### Source extract:
Russia is truly a land of contrasts. A vast Nation that stretches over a large part of Eastern Europe as well as Northern Asia it is a place of indescribable beauty, dazzling architecture, varying local cultures and ancient traditions that date back to pre-Christian times. From the magnificence of St Petersburg to the shores of lake Baikal there is a lot to take in and explore. Russian cultural heritage, it’s classics, poets and artists have earned their rightful place as some of the greatest in world history. It is also a land very much afflicted by its tragic history. The Bolshevik Revolution and the resulting tyranny, mass genocide and war has ravaged the Nation and deeply scarred the Russian people. Perhaps this history of hardship and loss has at least to some degree inspired many bands in extreme metal to produce truly heart-wrenching and impactful projects. One such act is Rame. A two-man project that has recently released a new album – Chants to Maim Again. Today we interviewed Exile who started the project in 2017.
This Is Black Metal: Hello, thank you for sitting down with us today. Let’s get right into it.
Of all the sub-genres of metal why Black Metal?
Exile: My opinion is that we, men, never have the right of our own choice, when it comes to such things as the true work of life (for me its music and literature), women and gods or goddesses. In all the three issues, in my point of view, it’s we who are chosen, but it’s not we who are making our own choice. If your soul is really connected with such spheres as mission, love/sex/passion and participation in a certain egregore, it’s you who will be meticulously chosen, and if you are confident that you are the only one who has the right to choose in such issues, you are partially mistaken. Music chooses us, women choose men, gods choose humans. So, one day, in 2007, Black metal started staring at me and I was hypnotized, I stared back at him. We have much in common, probably: my whole life I tended towards the wisdom of vibrations from Below and its system of justice and power of will. Only Black metal can express what I’ve come through in my life at least up to a certain age, and all my passion I have and, I guess will have for quite a long time. And, my grandmother was a true witch not by chance – my life, since my early childhood is full of mysticism, of such serious events, which nowadays won’t find enough of material proofs in modern science (at least partially) to be explained away.
TIBM: What are your biggest musical influences?
Exile: Lately I have come to the decision that the Polish Black metal still number 1 for me on the Black metal scene (maybe because Poland and Russia, though so different, have something in common in their Slavonic roots). So, this is Mgła and Behemoth, of course, Crionics and Devilish Impressions, Vesania. Number 2 is Iceland: Misþyrming, Svartidaudi, Sinmara. Number 3 is Austria: Harakiri For The Sky, Karg, Belphegor (up to the album “Bondage Goat Zombie”). Finnish “Totalselfhatred” also influenced me a lot.
TIBM: What can you tell us about the Black Metal scene in your home country?
Exile: Well, to tell the truth, I don’t have deep knowledge on the history of Russian BM scene. I don`t know exactly who were the real pioneers here, but as far as I heard, one of them is Baal Zebuth and some side projects of Sadist, the mastermind. Such projects as SS-18, Lashblood, Deathmoore.

### Problems and tasks:
1. From the Rame interview, repeat the passage that begins at the words "TIBM: What are" and stops after the words "influenced me a lot.".
2. In the records, reproduce only the lines that begin at the line that has "flag-icon <box>21 118 34 131</box>" and stop after the line that has "scale-tick-label: 0 <box>39 377 44 387</box>".

### Records to process:
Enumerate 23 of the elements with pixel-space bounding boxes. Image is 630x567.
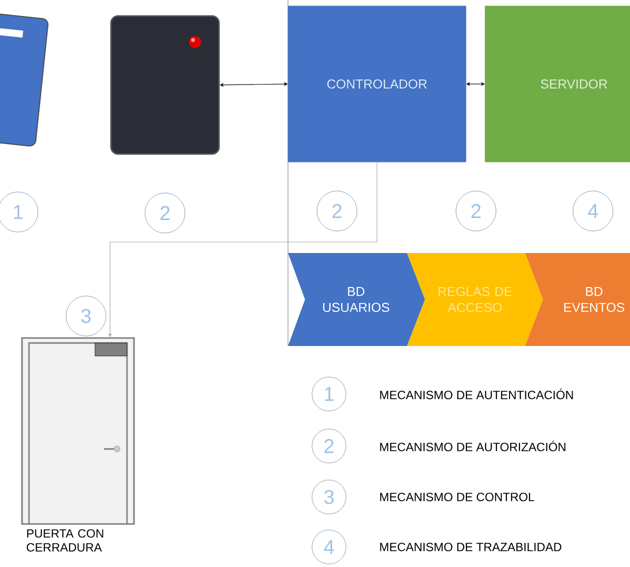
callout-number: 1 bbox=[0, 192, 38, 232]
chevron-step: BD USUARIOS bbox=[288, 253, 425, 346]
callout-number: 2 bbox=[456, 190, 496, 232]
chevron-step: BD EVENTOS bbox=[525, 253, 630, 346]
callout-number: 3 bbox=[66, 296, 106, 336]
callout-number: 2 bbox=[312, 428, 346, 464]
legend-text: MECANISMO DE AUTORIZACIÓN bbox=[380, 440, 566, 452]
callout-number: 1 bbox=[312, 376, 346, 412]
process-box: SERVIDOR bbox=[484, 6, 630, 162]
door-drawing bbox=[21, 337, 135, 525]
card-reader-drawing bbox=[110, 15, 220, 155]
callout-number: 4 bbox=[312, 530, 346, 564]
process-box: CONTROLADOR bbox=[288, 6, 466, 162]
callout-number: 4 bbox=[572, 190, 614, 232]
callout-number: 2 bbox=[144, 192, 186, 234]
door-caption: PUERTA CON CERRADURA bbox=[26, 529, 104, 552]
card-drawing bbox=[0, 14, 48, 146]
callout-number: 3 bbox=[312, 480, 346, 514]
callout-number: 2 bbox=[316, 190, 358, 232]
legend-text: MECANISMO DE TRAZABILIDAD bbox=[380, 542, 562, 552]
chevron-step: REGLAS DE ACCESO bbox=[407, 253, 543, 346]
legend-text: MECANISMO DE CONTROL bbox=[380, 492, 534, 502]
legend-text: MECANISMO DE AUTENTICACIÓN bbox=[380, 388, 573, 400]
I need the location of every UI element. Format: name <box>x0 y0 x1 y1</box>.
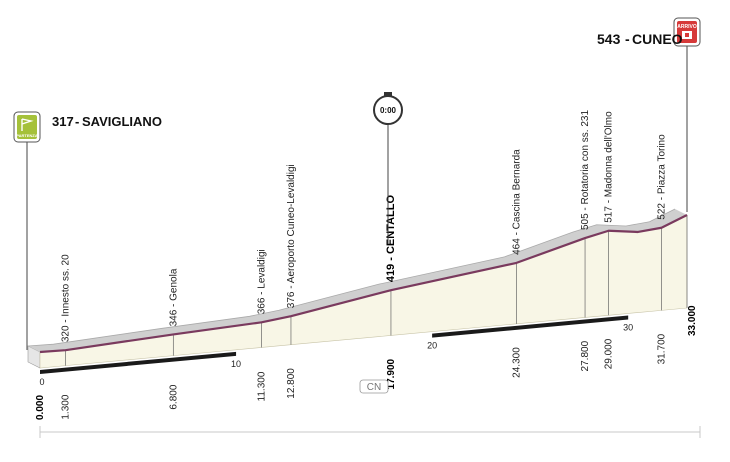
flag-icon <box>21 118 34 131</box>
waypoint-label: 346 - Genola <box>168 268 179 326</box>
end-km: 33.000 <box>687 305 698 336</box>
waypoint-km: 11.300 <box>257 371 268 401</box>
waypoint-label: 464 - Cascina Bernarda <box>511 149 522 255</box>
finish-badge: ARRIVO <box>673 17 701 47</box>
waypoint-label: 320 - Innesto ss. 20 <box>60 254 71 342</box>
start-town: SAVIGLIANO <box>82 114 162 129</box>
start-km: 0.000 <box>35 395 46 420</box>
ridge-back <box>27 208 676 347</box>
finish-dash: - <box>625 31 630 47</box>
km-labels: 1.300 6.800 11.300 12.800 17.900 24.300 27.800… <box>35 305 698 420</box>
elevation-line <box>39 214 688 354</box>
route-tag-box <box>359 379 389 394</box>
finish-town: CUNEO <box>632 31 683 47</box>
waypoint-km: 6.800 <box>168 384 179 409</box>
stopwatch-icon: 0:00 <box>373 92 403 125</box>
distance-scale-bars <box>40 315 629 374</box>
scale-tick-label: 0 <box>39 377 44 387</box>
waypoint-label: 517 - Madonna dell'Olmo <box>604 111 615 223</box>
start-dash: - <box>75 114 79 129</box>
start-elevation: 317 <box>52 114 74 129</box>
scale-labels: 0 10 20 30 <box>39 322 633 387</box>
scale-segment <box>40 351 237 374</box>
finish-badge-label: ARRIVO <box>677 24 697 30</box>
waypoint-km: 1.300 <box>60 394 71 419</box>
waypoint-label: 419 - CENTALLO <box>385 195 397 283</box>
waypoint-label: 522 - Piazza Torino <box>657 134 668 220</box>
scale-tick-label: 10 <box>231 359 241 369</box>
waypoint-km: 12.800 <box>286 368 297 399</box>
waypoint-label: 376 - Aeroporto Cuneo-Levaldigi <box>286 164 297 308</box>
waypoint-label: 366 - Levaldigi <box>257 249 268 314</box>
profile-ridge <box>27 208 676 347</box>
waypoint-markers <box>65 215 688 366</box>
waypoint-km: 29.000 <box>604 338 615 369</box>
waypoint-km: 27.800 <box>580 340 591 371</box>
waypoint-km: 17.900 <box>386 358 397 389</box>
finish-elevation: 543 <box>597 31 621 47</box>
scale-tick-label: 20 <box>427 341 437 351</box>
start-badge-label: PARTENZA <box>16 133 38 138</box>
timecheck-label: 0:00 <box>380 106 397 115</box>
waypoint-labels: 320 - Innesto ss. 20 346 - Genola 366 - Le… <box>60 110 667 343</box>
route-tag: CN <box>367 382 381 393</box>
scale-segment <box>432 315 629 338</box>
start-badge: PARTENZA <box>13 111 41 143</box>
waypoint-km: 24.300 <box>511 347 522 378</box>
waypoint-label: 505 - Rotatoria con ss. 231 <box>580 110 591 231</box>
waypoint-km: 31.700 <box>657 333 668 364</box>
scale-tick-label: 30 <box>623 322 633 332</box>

### Answers to the exercises:
1.
TIBM: What are your biggest musical influences?
Exile: Lately I have come to the decision that the Polish Black metal still number 1 for me on the Black metal scene (maybe because Poland and Russia, though so different, have something in common in their Slavonic roots). So, this is Mgła and Behemoth, of course, Crionics and Devilish Impressions, Vesania. Number 2 is Iceland: Misþyrming, Svartidaudi, Sinmara. Number 3 is Austria: Harakiri For The Sky, Karg, Belphegor (up to the album “Bondage Goat Zombie”). Finnish “Totalselfhatred” also influenced me a lot.

2.
flag-icon <box>21 118 34 131</box>
waypoint-label: 346 - Genola <box>168 268 179 326</box>
end-km: 33.000 <box>687 305 698 336</box>
waypoint-km: 11.300 <box>257 371 268 401</box>
waypoint-label: 464 - Cascina Bernarda <box>511 149 522 255</box>
finish-badge: ARRIVO <box>673 17 701 47</box>
waypoint-label: 320 - Innesto ss. 20 <box>60 254 71 342</box>
start-town: SAVIGLIANO <box>82 114 162 129</box>
start-km: 0.000 <box>35 395 46 420</box>
ridge-back <box>27 208 676 347</box>
finish-dash: - <box>625 31 630 47</box>
km-labels: 1.300 6.800 11.300 12.800 17.900 24.300 27.800… <box>35 305 698 420</box>
elevation-line <box>39 214 688 354</box>
route-tag-box <box>359 379 389 394</box>
finish-town: CUNEO <box>632 31 683 47</box>
waypoint-km: 6.800 <box>168 384 179 409</box>
stopwatch-icon: 0:00 <box>373 92 403 125</box>
distance-scale-bars <box>40 315 629 374</box>
scale-tick-label: 0 <box>39 377 44 387</box>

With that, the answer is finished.